-- Document section --
* Begin *
1. Iterative Method (Binary Exponentiation)

class Solution {
public:
    double power(double b, int e) {
        double result = 1.0;
        long long exp = abs((long long)e);
        while (exp > 0) {
            if (exp % 2 == 1) result *= b;
            b *= b;
            exp /= 2;
        }
        return e < 0 ? 1.0 / result : result;
    }
};
  • Optimization: No recursion, reduced overhead.

  • Time Complexity: $( O(\log e) )$

  • Space Complexity: $( O(1) )$

2. Tail-Recursive Method

class Solution {
public:
    double power(double b, int e, double result = 1.0) {
        if (e == 0) return result;
        if (e < 0) return power(1.0 / b, -e, result);
        return e % 2 == 0 ? power(b * b, e / 2, result) : power(b * b, e / 2, result * b);
    }
};
  • Optimization: Tail recursion ensures no stack buildup in compilers with tail-call optimization.

  • Time Complexity: $( O(\log e) )$

  • Space Complexity: $( O(\log e) )$ (if no tail-call optimization)
* End *
Write out the binary exponentiation notes above in full, keeping every character, line break, and symbol unchanged.

-- Given data --
* Begin *
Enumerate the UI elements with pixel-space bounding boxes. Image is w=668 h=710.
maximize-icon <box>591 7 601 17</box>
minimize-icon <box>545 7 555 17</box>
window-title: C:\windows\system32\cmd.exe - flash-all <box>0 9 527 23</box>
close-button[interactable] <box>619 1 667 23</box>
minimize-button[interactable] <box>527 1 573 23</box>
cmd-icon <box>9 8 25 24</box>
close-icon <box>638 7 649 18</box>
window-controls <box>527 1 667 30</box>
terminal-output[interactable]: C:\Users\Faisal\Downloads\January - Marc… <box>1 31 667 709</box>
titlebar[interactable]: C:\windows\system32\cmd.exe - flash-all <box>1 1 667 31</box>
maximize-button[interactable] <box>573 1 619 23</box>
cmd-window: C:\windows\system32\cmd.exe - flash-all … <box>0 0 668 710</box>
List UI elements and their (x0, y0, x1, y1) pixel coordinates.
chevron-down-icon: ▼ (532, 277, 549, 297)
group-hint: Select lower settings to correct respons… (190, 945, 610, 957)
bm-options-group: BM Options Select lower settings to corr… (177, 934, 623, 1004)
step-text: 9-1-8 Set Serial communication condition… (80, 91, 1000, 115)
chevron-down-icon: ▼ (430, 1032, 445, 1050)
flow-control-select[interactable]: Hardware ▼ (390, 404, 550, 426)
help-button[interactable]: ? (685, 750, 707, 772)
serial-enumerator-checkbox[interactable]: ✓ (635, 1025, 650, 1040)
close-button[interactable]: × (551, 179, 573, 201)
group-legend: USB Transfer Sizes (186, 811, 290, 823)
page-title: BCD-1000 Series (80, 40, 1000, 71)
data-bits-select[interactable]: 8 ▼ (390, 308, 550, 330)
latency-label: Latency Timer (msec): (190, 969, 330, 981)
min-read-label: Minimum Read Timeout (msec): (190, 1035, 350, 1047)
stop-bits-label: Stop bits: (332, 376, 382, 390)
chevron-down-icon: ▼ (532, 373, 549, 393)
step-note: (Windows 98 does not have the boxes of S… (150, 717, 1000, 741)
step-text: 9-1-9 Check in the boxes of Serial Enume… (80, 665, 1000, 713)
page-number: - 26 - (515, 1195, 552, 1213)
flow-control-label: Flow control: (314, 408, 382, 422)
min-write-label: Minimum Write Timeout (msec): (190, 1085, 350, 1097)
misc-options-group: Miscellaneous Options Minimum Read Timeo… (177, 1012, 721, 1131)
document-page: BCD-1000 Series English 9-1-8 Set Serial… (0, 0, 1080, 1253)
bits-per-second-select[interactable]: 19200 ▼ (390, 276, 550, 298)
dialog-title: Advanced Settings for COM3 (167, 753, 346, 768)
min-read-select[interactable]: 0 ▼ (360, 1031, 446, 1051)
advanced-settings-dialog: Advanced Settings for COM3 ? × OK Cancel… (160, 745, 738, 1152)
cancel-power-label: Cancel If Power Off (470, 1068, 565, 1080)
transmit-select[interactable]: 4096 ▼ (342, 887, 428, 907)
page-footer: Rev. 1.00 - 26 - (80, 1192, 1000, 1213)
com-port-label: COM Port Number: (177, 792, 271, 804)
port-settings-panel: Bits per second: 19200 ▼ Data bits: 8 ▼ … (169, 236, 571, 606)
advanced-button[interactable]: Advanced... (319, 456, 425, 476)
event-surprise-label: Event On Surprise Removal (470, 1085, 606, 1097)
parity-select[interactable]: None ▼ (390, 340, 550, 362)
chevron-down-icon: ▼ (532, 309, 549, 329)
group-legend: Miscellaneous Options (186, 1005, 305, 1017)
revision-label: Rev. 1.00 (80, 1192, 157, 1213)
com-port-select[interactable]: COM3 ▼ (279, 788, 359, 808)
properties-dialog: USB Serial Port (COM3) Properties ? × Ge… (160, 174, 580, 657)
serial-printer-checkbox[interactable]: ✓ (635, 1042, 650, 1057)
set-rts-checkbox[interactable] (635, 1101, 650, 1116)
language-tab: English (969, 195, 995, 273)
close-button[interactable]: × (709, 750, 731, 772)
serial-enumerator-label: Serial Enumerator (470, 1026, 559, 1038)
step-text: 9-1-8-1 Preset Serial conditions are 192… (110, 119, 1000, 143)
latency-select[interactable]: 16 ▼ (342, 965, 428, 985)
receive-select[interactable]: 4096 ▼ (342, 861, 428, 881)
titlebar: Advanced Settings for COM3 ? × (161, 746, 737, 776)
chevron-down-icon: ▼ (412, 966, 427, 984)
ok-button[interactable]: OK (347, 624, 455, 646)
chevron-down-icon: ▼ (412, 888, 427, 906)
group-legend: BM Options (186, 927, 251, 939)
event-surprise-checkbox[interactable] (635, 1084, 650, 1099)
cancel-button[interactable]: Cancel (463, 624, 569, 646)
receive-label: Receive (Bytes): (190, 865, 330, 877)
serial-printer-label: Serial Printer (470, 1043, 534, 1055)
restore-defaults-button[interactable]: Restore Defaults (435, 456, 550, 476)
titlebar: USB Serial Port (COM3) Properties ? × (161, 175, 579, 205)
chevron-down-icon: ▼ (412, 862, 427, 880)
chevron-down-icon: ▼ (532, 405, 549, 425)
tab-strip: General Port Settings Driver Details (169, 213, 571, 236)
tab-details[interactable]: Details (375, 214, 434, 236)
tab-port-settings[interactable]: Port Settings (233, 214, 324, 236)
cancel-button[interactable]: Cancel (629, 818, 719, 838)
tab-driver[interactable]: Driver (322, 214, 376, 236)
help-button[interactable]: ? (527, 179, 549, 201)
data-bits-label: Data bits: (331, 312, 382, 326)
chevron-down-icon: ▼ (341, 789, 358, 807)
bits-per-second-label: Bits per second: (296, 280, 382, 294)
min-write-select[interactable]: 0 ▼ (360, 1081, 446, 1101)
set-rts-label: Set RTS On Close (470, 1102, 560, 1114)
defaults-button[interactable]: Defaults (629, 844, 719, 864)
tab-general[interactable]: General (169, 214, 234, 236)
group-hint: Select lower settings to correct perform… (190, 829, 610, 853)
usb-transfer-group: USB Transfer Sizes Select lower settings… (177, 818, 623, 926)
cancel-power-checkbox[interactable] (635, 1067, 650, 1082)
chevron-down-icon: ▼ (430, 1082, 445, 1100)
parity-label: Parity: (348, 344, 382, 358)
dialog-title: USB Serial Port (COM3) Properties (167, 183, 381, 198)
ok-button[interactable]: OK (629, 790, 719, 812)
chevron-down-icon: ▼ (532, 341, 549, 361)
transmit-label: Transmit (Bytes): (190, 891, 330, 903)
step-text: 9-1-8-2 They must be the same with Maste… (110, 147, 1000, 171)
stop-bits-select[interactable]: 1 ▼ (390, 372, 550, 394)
* End *
-- Response to this exercise --
1. Iterative Method (Binary Exponentiation)

class Solution {
public:
    double power(double b, int e) {
        double result = 1.0;
        long long exp = abs((long long)e);
        while (exp > 0) {
            if (exp % 2 == 1) result *= b;
            b *= b;
            exp /= 2;
        }
        return e < 0 ? 1.0 / result : result;
    }
};
  • Optimization: No recursion, reduced overhead.

  • Time Complexity: $( O(\log e) )$

  • Space Complexity: $( O(1) )$

2. Tail-Recursive Method

class Solution {
public:
    double power(double b, int e, double result = 1.0) {
        if (e == 0) return result;
        if (e < 0) return power(1.0 / b, -e, result);
        return e % 2 == 0 ? power(b * b, e / 2, result) : power(b * b, e / 2, result * b);
    }
};
  • Optimization: Tail recursion ensures no stack buildup in compilers with tail-call optimization.

  • Time Complexity: $( O(\log e) )$

  • Space Complexity: $( O(\log e) )$ (if no tail-call optimization)